**What is required:** Tally up the lines where the string "élastique" appears; reply with the number only.

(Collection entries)
===

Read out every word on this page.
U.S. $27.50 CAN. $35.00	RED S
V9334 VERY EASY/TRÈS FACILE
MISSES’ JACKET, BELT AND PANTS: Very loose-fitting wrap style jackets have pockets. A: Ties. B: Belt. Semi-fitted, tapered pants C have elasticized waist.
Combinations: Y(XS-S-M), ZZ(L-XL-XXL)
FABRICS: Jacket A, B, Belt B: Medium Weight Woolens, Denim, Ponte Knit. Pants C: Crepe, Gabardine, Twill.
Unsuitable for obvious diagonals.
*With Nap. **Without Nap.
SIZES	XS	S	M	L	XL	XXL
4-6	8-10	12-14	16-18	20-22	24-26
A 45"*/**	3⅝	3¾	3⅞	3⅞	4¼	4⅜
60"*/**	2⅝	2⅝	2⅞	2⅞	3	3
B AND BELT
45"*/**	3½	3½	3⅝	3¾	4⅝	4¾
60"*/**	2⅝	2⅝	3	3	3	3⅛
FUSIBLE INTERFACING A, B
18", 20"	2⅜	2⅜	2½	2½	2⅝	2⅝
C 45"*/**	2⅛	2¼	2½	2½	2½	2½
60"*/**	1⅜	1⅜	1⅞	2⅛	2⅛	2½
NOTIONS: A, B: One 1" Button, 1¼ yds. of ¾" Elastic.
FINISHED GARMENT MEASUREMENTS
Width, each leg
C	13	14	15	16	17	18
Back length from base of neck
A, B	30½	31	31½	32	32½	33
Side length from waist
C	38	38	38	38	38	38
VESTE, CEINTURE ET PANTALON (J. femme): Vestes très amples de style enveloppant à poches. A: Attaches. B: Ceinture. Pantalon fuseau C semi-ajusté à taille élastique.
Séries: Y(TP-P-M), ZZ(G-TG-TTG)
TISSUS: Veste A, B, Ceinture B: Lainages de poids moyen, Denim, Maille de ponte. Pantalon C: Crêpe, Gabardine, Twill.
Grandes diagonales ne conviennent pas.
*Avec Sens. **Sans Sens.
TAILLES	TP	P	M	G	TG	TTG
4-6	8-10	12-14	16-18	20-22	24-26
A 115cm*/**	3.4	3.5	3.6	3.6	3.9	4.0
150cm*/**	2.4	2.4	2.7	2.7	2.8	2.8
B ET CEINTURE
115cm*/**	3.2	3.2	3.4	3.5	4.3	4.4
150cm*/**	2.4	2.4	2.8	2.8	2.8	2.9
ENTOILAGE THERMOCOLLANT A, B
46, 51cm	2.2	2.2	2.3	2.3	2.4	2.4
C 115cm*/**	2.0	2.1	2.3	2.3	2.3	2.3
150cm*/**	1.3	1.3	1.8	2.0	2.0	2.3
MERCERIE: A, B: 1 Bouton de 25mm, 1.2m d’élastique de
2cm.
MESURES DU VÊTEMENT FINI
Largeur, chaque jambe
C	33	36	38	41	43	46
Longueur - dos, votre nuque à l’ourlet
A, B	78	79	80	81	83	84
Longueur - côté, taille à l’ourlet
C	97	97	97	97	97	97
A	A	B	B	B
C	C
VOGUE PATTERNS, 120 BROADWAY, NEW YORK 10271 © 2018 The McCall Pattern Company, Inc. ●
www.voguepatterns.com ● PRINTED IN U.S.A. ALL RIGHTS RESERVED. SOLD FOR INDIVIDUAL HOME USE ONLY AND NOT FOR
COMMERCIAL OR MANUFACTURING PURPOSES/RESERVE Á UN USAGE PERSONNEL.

===

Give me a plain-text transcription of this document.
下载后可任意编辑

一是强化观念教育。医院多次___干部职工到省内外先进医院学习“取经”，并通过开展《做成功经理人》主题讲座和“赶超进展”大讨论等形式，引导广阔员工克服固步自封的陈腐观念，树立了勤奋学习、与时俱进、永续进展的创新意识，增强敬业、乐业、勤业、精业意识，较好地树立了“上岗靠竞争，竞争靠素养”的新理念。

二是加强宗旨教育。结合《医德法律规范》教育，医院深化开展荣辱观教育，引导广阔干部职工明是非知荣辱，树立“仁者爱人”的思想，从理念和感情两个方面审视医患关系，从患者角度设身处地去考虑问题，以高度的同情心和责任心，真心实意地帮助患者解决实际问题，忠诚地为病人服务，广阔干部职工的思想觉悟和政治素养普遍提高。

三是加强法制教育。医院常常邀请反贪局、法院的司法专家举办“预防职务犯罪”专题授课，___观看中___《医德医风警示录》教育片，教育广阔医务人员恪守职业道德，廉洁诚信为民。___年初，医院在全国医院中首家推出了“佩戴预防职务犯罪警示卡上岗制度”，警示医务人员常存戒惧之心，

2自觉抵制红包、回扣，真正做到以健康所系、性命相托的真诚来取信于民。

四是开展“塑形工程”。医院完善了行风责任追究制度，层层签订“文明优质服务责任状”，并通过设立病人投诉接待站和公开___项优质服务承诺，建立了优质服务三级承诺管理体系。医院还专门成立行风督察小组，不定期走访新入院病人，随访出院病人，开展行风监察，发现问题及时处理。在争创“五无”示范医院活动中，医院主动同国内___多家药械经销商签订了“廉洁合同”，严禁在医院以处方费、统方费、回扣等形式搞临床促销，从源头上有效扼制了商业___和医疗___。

===

**Answer below:** 2